* REQUIRED TASK: Pick out the lines in the listing below that contain the word "Corp" and copy them.

* RECORDS PROVIDED:
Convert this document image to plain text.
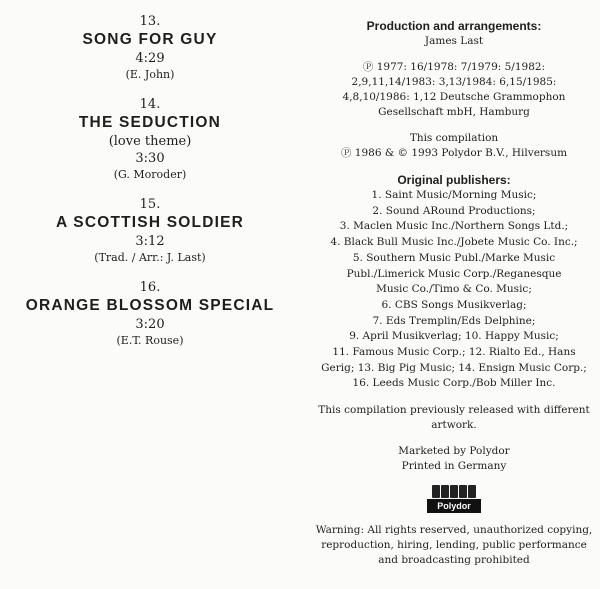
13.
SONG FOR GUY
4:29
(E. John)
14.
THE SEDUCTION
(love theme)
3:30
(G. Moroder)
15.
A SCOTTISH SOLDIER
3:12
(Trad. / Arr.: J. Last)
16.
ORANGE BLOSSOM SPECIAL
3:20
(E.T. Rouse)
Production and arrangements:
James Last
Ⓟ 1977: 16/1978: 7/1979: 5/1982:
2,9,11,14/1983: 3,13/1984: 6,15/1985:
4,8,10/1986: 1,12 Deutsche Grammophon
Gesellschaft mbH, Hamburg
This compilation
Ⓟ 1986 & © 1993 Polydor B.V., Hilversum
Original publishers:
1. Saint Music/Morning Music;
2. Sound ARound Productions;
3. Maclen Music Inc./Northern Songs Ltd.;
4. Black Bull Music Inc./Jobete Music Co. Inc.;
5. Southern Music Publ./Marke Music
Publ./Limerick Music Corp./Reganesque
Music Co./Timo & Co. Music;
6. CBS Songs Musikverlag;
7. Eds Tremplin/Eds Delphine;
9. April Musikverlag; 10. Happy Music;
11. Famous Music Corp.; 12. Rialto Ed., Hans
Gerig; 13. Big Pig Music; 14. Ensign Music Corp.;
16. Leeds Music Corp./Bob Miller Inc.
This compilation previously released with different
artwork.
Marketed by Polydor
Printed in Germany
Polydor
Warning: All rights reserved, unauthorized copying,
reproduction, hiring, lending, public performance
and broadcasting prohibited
* * *
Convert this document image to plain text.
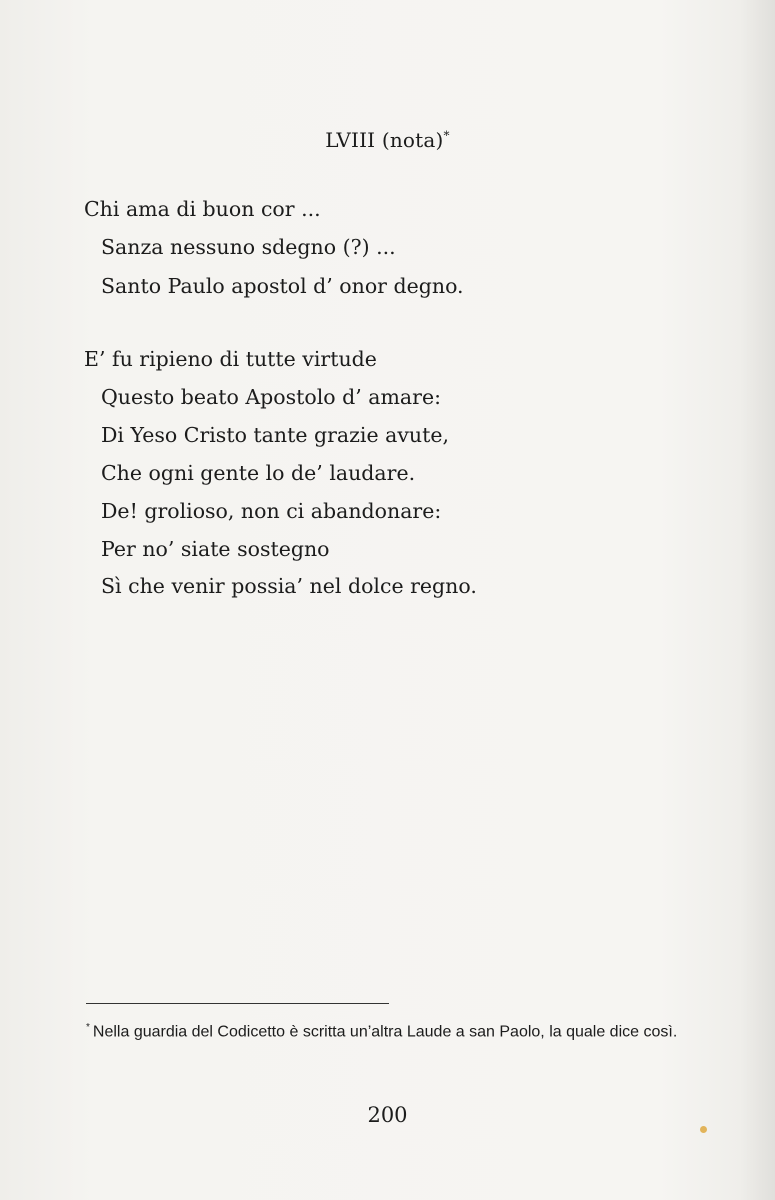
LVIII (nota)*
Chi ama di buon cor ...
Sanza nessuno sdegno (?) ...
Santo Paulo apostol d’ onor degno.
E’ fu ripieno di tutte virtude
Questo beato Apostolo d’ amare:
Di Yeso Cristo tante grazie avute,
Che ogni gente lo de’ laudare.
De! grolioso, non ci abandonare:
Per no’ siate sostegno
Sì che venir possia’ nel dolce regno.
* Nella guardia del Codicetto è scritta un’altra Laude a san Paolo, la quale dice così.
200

* RESULT FOR THIS TASK:
Publ./Limerick Music Corp./Reganesque
11. Famous Music Corp.; 12. Rialto Ed., Hans
Gerig; 13. Big Pig Music; 14. Ensign Music Corp.;
16. Leeds Music Corp./Bob Miller Inc.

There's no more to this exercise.